◆ **TASK TO CARRY OUT**
Reproduce verbatim the lines between the line containing "Patent image size: (841, 355)." and the line containing "The external AF sensor unit 130 is at", inclusive.
---------- INFORMATION PROVIDED
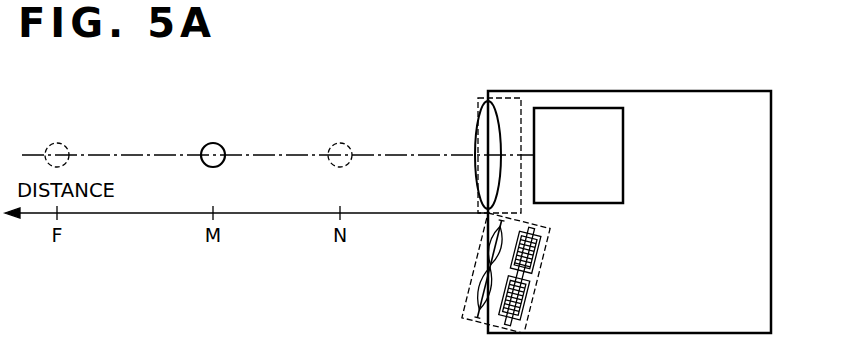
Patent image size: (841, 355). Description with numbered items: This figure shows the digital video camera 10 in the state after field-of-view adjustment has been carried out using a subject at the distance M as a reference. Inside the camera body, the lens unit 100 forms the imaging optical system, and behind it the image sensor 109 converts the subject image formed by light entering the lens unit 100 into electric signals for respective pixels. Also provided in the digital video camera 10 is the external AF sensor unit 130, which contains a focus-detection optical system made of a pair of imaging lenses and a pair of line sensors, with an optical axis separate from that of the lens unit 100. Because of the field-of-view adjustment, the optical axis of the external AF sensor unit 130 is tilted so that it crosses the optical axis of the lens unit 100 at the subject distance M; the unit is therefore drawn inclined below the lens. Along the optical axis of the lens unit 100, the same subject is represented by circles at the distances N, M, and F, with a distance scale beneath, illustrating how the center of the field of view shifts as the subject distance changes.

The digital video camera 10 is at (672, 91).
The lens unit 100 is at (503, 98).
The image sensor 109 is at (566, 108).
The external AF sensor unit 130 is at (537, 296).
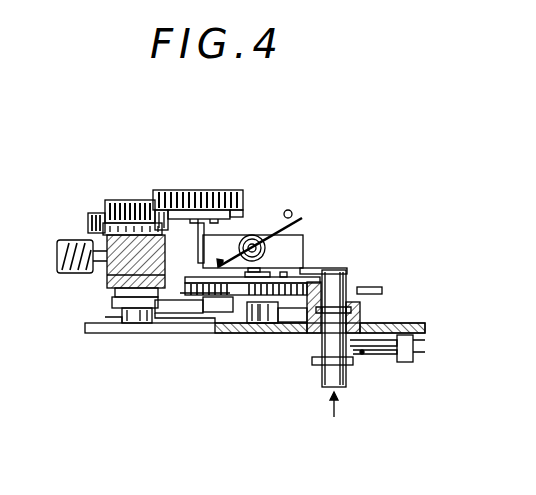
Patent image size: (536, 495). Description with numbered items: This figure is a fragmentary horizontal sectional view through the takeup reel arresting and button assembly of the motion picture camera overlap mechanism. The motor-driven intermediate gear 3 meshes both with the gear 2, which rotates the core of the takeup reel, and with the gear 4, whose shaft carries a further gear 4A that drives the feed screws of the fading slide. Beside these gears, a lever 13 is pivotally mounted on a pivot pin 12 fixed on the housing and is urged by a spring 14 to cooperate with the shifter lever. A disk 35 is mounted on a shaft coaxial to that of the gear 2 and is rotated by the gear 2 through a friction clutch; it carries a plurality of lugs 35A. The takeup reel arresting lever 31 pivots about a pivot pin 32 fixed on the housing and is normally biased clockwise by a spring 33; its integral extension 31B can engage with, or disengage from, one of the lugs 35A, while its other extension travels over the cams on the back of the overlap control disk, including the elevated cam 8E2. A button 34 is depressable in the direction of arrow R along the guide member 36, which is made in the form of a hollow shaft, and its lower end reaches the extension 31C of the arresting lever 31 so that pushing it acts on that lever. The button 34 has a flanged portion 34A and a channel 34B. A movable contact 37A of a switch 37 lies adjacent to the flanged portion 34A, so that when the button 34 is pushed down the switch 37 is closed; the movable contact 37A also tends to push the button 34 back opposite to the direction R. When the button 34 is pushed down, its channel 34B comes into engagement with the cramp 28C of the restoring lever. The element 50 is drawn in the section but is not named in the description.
--------------------
---------- INFORMATION PROVIDED
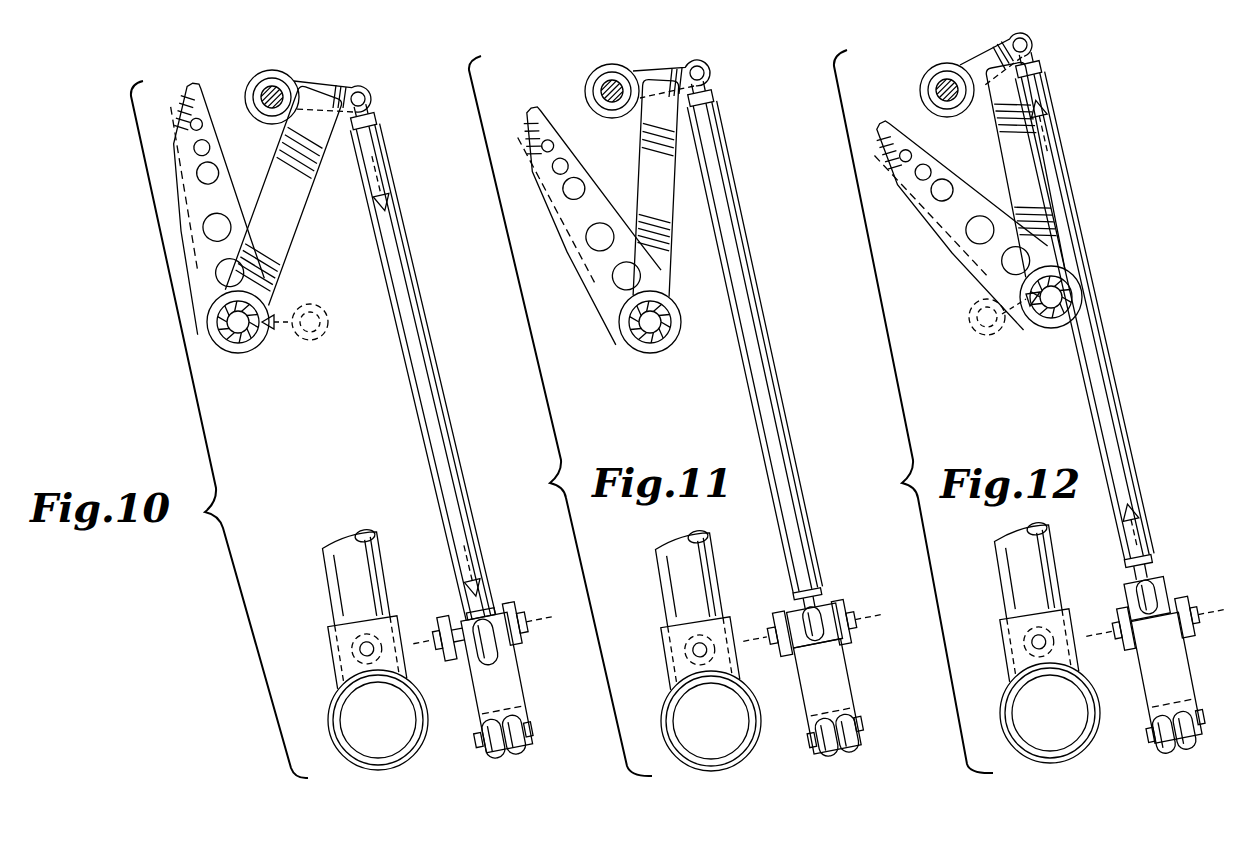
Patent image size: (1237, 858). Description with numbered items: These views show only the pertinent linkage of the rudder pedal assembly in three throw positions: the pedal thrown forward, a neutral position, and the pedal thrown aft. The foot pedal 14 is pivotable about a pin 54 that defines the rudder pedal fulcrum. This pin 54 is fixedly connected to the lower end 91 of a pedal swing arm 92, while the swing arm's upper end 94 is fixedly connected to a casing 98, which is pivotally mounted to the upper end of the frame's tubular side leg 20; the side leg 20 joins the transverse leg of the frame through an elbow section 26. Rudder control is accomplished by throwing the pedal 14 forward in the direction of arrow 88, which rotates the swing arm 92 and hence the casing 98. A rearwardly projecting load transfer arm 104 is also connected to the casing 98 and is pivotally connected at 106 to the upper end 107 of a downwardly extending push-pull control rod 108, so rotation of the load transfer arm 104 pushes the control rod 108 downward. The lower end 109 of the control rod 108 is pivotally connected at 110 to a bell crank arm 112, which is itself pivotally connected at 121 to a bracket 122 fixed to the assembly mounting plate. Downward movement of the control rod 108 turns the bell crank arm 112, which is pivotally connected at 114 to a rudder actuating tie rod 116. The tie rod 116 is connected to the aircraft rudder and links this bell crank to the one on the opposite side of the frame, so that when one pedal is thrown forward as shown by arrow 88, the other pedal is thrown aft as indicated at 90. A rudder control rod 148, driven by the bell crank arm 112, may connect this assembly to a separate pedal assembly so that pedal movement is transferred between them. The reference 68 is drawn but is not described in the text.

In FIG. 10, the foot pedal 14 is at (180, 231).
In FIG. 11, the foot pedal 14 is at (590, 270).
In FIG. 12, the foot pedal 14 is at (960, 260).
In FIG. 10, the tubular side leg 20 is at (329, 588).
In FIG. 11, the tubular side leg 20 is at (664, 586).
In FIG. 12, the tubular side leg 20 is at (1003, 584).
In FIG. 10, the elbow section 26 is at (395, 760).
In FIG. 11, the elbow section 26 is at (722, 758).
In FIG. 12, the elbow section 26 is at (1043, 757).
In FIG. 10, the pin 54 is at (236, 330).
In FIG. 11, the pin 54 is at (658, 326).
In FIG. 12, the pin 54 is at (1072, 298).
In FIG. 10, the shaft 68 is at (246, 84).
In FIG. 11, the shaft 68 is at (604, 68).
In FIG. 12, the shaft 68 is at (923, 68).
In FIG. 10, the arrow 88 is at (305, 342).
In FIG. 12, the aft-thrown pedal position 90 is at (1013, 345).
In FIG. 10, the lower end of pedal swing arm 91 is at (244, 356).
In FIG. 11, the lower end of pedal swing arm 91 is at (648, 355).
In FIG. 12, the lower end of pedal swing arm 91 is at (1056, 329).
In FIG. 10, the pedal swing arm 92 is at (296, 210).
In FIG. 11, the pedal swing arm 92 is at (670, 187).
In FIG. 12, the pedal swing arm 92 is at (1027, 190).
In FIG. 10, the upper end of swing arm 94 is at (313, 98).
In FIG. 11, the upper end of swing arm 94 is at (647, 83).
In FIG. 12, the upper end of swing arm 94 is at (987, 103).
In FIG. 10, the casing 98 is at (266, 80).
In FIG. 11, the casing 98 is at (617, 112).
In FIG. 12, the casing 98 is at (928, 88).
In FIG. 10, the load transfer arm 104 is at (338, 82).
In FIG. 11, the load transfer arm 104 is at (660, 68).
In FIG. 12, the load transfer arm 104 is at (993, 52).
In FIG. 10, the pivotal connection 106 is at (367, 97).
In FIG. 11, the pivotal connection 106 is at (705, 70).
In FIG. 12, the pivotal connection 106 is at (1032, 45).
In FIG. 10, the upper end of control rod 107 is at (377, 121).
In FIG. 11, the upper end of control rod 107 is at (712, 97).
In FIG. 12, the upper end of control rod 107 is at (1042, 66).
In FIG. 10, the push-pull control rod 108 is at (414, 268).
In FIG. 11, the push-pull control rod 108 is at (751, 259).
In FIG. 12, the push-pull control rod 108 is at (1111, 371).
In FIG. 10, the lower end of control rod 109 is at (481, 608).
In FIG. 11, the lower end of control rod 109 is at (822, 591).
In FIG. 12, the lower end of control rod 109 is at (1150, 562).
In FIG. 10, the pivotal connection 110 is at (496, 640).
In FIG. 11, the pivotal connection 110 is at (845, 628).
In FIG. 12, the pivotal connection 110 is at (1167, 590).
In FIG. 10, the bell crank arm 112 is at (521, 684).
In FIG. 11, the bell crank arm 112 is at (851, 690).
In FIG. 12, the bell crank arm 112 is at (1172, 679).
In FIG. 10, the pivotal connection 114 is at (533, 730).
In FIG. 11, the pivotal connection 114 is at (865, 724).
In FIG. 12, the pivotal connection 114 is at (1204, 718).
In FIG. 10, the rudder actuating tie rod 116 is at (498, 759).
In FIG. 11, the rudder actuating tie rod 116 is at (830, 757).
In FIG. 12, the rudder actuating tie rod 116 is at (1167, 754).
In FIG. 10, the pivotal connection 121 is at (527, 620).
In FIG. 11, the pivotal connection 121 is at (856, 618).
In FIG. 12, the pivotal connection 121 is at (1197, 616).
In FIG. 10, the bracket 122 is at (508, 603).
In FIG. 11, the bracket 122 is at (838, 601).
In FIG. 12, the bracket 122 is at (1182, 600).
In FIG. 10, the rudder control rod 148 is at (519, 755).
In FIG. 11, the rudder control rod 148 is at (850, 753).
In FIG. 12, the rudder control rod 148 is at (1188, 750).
--------------------
---------- INFORMATION PROVIDED
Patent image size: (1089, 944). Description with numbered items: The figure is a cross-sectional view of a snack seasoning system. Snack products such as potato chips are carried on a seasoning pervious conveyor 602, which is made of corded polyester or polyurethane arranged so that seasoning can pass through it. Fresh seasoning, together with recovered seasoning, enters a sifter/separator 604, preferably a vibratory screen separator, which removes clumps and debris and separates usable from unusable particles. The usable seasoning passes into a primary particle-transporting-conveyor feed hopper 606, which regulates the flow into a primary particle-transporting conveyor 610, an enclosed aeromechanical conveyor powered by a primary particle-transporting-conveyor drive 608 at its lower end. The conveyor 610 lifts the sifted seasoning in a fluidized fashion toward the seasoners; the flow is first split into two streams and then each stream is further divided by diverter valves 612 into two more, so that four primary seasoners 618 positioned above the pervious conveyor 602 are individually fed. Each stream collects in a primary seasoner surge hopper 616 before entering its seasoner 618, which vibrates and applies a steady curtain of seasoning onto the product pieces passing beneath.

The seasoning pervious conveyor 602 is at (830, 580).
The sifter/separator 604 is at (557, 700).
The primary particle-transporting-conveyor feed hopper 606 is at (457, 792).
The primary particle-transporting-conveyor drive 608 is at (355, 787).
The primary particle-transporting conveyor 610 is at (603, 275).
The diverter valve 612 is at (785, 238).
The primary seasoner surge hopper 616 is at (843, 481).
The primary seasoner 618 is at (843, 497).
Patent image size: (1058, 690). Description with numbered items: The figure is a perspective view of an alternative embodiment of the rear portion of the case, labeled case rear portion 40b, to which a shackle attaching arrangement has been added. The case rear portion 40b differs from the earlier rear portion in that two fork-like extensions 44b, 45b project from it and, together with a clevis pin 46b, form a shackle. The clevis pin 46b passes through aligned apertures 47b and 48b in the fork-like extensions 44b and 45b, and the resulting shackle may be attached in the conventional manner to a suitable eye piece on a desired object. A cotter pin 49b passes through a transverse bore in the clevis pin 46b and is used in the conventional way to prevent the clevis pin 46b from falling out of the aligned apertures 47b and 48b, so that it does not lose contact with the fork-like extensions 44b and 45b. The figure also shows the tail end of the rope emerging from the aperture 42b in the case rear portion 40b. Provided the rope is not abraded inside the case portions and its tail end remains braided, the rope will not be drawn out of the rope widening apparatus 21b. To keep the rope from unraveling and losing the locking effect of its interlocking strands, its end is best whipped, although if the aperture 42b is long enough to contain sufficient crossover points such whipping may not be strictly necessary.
--------------------
◆ **SOLUTION FOR THIS TASK**
Patent image size: (841, 355). Description with numbered items: This figure shows the digital video camera 10 in the state after field-of-view adjustment has been carried out using a subject at the distance M as a reference. Inside the camera body, the lens unit 100 forms the imaging optical system, and behind it the image sensor 109 converts the subject image formed by light entering the lens unit 100 into electric signals for respective pixels. Also provided in the digital video camera 10 is the external AF sensor unit 130, which contains a focus-detection optical system made of a pair of imaging lenses and a pair of line sensors, with an optical axis separate from that of the lens unit 100. Because of the field-of-view adjustment, the optical axis of the external AF sensor unit 130 is tilted so that it crosses the optical axis of the lens unit 100 at the subject distance M; the unit is therefore drawn inclined below the lens. Along the optical axis of the lens unit 100, the same subject is represented by circles at the distances N, M, and F, with a distance scale beneath, illustrating how the center of the field of view shifts as the subject distance changes.

The digital video camera 10 is at (672, 91).
The lens unit 100 is at (503, 98).
The image sensor 109 is at (566, 108).
The external AF sensor unit 130 is at (537, 296).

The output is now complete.